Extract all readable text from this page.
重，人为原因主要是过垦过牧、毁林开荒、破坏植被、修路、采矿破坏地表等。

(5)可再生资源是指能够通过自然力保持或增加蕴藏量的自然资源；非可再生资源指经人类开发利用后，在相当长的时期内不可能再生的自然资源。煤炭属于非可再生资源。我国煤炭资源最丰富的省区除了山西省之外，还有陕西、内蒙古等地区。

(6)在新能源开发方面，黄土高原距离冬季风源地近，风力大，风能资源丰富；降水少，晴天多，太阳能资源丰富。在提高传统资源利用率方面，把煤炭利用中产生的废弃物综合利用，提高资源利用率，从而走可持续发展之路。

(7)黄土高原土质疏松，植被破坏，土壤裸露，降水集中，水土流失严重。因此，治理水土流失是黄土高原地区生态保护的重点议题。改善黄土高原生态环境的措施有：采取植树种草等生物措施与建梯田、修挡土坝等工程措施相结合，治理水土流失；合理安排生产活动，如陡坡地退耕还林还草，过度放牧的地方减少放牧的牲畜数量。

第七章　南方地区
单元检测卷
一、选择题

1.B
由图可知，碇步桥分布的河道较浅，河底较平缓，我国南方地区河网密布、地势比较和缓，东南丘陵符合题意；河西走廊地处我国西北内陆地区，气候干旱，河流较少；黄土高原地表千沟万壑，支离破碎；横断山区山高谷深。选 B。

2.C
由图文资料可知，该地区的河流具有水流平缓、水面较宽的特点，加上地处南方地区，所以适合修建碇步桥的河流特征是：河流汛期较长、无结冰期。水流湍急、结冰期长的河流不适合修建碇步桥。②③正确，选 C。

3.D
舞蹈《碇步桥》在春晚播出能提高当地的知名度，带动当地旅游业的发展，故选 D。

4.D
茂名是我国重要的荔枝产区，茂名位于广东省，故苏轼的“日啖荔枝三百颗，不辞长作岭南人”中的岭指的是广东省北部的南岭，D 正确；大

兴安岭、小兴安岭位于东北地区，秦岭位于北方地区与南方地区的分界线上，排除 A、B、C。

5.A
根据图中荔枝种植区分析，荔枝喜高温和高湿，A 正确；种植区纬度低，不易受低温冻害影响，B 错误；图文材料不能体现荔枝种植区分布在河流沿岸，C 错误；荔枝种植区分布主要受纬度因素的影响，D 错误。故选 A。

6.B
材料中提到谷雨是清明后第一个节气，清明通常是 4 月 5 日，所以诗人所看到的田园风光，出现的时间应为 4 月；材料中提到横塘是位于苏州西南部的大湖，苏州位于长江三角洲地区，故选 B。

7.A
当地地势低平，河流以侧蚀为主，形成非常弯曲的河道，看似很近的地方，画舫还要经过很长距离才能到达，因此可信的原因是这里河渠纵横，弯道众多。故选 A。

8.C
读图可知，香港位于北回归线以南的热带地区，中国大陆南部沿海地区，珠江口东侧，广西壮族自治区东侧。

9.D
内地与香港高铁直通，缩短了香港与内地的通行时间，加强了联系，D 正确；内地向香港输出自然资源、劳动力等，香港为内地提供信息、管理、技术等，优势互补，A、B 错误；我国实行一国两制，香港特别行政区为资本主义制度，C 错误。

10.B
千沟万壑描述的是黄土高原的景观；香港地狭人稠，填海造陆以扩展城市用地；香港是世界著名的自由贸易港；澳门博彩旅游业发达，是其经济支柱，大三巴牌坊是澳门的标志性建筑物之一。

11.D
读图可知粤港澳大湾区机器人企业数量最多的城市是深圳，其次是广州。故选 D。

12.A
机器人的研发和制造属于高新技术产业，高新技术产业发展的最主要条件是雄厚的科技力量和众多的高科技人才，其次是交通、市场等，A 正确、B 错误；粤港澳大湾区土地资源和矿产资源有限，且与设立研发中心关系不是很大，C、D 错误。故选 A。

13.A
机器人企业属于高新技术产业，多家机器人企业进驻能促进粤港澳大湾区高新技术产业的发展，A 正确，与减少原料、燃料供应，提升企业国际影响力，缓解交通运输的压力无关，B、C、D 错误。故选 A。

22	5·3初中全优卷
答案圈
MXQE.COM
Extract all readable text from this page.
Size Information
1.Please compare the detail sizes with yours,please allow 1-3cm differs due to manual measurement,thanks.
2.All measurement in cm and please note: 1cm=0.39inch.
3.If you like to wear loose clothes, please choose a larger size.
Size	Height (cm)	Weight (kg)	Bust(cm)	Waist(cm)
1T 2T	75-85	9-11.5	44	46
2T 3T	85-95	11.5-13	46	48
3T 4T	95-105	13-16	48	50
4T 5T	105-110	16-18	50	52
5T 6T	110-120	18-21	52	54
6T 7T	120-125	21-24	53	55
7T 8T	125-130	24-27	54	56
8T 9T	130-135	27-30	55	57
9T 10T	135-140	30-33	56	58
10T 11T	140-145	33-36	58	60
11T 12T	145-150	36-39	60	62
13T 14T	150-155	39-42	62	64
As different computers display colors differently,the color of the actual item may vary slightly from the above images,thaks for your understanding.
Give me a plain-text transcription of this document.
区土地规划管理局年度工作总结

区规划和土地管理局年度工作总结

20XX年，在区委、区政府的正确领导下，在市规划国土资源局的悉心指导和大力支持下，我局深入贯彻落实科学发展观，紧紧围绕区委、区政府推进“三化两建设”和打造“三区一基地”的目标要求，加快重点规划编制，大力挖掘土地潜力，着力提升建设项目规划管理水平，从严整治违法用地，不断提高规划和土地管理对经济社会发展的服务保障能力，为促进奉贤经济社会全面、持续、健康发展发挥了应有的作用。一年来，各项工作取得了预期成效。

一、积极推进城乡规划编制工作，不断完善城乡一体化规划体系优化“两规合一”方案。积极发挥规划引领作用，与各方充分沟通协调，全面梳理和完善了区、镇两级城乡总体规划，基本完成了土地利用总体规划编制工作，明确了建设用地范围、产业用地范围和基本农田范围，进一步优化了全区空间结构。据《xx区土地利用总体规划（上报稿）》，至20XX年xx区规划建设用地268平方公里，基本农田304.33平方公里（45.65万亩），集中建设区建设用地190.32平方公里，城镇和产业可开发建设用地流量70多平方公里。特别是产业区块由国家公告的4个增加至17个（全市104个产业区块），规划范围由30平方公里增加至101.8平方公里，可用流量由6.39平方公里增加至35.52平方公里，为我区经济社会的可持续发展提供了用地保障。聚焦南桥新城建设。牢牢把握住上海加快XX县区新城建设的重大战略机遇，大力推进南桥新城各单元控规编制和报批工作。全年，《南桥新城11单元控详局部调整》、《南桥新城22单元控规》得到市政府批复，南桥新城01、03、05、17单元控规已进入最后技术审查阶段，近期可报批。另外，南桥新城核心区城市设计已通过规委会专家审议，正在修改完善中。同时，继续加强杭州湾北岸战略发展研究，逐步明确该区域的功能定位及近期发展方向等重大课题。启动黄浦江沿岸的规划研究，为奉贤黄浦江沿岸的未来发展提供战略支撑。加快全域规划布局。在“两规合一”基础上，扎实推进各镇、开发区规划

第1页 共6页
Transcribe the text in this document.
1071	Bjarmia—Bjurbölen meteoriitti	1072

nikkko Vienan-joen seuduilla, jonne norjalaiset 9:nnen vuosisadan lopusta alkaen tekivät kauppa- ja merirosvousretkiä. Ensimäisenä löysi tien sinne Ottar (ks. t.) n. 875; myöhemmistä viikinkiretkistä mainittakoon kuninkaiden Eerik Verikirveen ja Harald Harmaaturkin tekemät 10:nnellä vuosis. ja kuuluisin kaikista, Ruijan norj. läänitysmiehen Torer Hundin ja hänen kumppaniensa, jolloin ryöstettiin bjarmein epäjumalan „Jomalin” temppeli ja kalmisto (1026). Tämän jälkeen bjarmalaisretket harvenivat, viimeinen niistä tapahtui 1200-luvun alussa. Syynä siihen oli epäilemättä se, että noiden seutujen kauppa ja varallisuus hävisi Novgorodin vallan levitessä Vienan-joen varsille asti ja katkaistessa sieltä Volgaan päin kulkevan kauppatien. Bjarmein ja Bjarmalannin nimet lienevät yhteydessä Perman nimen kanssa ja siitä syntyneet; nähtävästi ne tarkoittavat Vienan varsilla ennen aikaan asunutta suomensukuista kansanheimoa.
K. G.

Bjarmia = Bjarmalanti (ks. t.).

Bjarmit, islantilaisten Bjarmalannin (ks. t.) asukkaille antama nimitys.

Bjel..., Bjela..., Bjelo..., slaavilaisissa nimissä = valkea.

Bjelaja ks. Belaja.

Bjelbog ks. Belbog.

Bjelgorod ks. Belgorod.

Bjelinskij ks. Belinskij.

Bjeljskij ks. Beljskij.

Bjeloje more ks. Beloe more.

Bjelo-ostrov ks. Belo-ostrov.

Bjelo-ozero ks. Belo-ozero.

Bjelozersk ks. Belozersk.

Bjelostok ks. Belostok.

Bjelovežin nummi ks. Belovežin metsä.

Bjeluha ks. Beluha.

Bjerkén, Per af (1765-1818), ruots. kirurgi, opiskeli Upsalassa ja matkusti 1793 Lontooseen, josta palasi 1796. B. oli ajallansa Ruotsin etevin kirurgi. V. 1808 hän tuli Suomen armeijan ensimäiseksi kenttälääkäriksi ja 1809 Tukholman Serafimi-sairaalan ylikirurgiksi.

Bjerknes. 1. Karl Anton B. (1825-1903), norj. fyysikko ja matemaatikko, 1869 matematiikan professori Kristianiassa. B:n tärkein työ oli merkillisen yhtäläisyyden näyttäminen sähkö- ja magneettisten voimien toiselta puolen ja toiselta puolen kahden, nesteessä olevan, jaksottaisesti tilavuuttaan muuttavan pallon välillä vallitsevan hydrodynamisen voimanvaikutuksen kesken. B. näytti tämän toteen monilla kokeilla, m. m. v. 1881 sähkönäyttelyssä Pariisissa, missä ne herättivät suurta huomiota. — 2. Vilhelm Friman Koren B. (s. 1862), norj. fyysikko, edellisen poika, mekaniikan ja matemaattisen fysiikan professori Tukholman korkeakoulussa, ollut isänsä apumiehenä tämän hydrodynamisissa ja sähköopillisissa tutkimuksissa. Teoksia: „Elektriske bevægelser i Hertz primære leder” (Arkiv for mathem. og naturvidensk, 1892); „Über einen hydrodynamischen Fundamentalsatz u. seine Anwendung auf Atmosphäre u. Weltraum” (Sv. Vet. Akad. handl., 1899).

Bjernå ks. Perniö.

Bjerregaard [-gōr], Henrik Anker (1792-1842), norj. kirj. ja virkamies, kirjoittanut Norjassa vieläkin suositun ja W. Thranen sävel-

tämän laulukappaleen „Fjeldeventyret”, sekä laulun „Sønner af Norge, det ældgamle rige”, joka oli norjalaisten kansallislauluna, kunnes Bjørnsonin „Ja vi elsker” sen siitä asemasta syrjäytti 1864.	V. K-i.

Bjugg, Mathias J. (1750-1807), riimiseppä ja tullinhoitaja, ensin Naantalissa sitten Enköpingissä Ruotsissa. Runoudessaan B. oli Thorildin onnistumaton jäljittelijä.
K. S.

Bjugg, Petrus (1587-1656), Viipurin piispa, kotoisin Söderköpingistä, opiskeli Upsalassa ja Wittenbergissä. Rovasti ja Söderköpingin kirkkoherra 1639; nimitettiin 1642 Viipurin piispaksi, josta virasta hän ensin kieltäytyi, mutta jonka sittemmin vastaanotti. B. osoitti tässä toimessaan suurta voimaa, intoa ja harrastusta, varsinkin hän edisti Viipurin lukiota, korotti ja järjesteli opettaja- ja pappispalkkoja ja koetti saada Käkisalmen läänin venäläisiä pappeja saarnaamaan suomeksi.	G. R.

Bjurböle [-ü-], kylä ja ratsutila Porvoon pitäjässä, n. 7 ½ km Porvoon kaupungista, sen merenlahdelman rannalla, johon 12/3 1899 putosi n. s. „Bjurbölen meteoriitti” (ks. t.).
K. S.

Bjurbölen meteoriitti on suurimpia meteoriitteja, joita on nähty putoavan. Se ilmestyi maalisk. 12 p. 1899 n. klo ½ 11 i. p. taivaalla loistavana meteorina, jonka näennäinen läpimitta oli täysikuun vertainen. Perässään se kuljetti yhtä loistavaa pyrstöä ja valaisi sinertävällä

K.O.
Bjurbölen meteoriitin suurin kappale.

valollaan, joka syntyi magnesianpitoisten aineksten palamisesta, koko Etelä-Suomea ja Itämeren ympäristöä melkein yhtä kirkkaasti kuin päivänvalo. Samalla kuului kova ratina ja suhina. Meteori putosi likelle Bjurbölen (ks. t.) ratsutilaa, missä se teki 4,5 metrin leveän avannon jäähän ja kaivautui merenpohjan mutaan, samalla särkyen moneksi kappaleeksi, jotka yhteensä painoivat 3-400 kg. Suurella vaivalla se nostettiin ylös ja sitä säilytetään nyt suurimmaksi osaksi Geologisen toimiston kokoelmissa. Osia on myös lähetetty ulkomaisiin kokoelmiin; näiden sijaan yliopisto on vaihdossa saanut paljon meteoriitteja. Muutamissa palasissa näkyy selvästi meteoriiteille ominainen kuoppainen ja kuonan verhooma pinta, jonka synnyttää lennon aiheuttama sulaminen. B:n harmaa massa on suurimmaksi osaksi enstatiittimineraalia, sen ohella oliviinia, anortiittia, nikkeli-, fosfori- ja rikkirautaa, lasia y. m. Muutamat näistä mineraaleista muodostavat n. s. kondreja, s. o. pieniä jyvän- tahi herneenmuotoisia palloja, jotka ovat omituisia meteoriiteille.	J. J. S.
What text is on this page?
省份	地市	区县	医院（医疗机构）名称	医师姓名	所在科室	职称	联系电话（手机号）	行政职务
_ _ _ _ _ _ _
= AIM =
Copy, from the material, each line that holds the string "meteoriitteja".

= RESPONSE =
Bjurbölen meteoriitti on suurimpia meteoriitteja, joita on nähty putoavan. Se ilmestyi maalisk. 12 p. 1899 n. klo ½ 11 i. p. taivaalla loistavana meteorina, jonka näennäinen läpimitta oli täysikuun vertainen. Perässään se kuljetti yhtä loistavaa pyrstöä ja valaisi sinertävällä
valollaan, joka syntyi magnesianpitoisten aineksten palamisesta, koko Etelä-Suomea ja Itämeren ympäristöä melkein yhtä kirkkaasti kuin päivänvalo. Samalla kuului kova ratina ja suhina. Meteori putosi likelle Bjurbölen (ks. t.) ratsutilaa, missä se teki 4,5 metrin leveän avannon jäähän ja kaivautui merenpohjan mutaan, samalla särkyen moneksi kappaleeksi, jotka yhteensä painoivat 3-400 kg. Suurella vaivalla se nostettiin ylös ja sitä säilytetään nyt suurimmaksi osaksi Geologisen toimiston kokoelmissa. Osia on myös lähetetty ulkomaisiin kokoelmiin; näiden sijaan yliopisto on vaihdossa saanut paljon meteoriitteja. Muutamissa palasissa näkyy selvästi meteoriiteille ominainen kuoppainen ja kuonan verhooma pinta, jonka synnyttää lennon aiheuttama sulaminen. B:n harmaa massa on suurimmaksi osaksi enstatiittimineraalia, sen ohella oliviinia, anortiittia, nikkeli-, fosfori- ja rikkirautaa, lasia y. m. Muutamat näistä mineraaleista muodostavat n. s. kondreja, s. o. pieniä jyvän- tahi herneenmuotoisia palloja, jotka ovat omituisia meteoriiteille.	J. J. S.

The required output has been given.